Task statement: Exactly reproduce all the records, keeping pictures out of the copy.
Start of Exercise materials
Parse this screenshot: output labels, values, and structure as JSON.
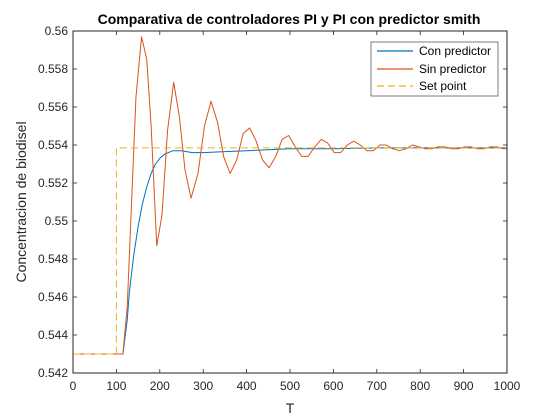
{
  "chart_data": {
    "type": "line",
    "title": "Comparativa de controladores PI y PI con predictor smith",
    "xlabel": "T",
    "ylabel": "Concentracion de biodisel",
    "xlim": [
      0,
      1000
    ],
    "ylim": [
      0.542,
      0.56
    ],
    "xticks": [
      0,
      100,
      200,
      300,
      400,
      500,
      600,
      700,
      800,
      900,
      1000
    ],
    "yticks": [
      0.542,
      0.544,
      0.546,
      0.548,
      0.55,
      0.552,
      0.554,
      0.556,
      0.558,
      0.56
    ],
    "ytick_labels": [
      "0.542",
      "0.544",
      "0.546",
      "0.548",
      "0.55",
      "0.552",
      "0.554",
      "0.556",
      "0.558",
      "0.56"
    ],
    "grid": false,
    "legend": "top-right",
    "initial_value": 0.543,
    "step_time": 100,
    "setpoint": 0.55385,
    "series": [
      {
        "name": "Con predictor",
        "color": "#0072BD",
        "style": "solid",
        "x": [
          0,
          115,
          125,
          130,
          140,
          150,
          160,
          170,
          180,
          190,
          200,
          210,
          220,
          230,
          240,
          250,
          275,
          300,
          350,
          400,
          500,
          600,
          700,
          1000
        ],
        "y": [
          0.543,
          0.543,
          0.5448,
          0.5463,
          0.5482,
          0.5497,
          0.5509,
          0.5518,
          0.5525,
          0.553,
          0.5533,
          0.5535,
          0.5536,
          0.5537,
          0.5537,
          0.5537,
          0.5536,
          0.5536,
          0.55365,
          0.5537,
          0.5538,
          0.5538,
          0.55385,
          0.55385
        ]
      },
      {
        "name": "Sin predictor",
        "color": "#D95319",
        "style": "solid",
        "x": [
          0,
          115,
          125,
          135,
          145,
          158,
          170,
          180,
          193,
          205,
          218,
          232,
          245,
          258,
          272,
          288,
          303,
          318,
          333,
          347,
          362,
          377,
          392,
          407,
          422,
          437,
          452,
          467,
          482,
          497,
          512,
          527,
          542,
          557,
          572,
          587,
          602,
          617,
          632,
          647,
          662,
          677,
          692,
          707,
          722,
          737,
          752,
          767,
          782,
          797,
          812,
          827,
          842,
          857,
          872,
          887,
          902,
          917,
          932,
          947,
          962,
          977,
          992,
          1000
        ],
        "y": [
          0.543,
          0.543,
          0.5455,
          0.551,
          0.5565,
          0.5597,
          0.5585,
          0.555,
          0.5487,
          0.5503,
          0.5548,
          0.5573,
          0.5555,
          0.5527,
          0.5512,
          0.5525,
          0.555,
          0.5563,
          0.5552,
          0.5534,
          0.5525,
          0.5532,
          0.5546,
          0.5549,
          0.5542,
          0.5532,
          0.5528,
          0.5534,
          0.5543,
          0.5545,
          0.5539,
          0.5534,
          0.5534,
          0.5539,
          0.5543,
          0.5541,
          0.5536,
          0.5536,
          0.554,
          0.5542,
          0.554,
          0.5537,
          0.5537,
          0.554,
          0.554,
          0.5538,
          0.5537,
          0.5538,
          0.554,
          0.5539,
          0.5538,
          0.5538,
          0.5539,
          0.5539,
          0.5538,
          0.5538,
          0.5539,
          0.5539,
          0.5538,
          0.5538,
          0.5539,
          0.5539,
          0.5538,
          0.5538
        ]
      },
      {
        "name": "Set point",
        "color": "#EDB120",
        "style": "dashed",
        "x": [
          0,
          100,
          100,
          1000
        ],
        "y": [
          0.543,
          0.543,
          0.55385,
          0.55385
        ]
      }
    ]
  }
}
End of Exercise materials
Solved problem:
Parse this screenshot: output labels, values, and structure as JSON.
{
  "chart_data": {
    "type": "line",
    "title": "Comparativa de controladores PI y PI con predictor smith",
    "xlabel": "T",
    "ylabel": "Concentracion de biodisel",
    "xlim": [
      0,
      1000
    ],
    "ylim": [
      0.542,
      0.56
    ],
    "xticks": [
      0,
      100,
      200,
      300,
      400,
      500,
      600,
      700,
      800,
      900,
      1000
    ],
    "yticks": [
      0.542,
      0.544,
      0.546,
      0.548,
      0.55,
      0.552,
      0.554,
      0.556,
      0.558,
      0.56
    ],
    "ytick_labels": [
      "0.542",
      "0.544",
      "0.546",
      "0.548",
      "0.55",
      "0.552",
      "0.554",
      "0.556",
      "0.558",
      "0.56"
    ],
    "grid": false,
    "legend": "top-right",
    "initial_value": 0.543,
    "step_time": 100,
    "setpoint": 0.55385,
    "series": [
      {
        "name": "Con predictor",
        "color": "#0072BD",
        "style": "solid",
        "x": [
          0,
          115,
          125,
          130,
          140,
          150,
          160,
          170,
          180,
          190,
          200,
          210,
          220,
          230,
          240,
          250,
          275,
          300,
          350,
          400,
          500,
          600,
          700,
          1000
        ],
        "y": [
          0.543,
          0.543,
          0.5448,
          0.5463,
          0.5482,
          0.5497,
          0.5509,
          0.5518,
          0.5525,
          0.553,
          0.5533,
          0.5535,
          0.5536,
          0.5537,
          0.5537,
          0.5537,
          0.5536,
          0.5536,
          0.55365,
          0.5537,
          0.5538,
          0.5538,
          0.55385,
          0.55385
        ]
      },
      {
        "name": "Sin predictor",
        "color": "#D95319",
        "style": "solid",
        "x": [
          0,
          115,
          125,
          135,
          145,
          158,
          170,
          180,
          193,
          205,
          218,
          232,
          245,
          258,
          272,
          288,
          303,
          318,
          333,
          347,
          362,
          377,
          392,
          407,
          422,
          437,
          452,
          467,
          482,
          497,
          512,
          527,
          542,
          557,
          572,
          587,
          602,
          617,
          632,
          647,
          662,
          677,
          692,
          707,
          722,
          737,
          752,
          767,
          782,
          797,
          812,
          827,
          842,
          857,
          872,
          887,
          902,
          917,
          932,
          947,
          962,
          977,
          992,
          1000
        ],
        "y": [
          0.543,
          0.543,
          0.5455,
          0.551,
          0.5565,
          0.5597,
          0.5585,
          0.555,
          0.5487,
          0.5503,
          0.5548,
          0.5573,
          0.5555,
          0.5527,
          0.5512,
          0.5525,
          0.555,
          0.5563,
          0.5552,
          0.5534,
          0.5525,
          0.5532,
          0.5546,
          0.5549,
          0.5542,
          0.5532,
          0.5528,
          0.5534,
          0.5543,
          0.5545,
          0.5539,
          0.5534,
          0.5534,
          0.5539,
          0.5543,
          0.5541,
          0.5536,
          0.5536,
          0.554,
          0.5542,
          0.554,
          0.5537,
          0.5537,
          0.554,
          0.554,
          0.5538,
          0.5537,
          0.5538,
          0.554,
          0.5539,
          0.5538,
          0.5538,
          0.5539,
          0.5539,
          0.5538,
          0.5538,
          0.5539,
          0.5539,
          0.5538,
          0.5538,
          0.5539,
          0.5539,
          0.5538,
          0.5538
        ]
      },
      {
        "name": "Set point",
        "color": "#EDB120",
        "style": "dashed",
        "x": [
          0,
          100,
          100,
          1000
        ],
        "y": [
          0.543,
          0.543,
          0.55385,
          0.55385
        ]
      }
    ]
  }
}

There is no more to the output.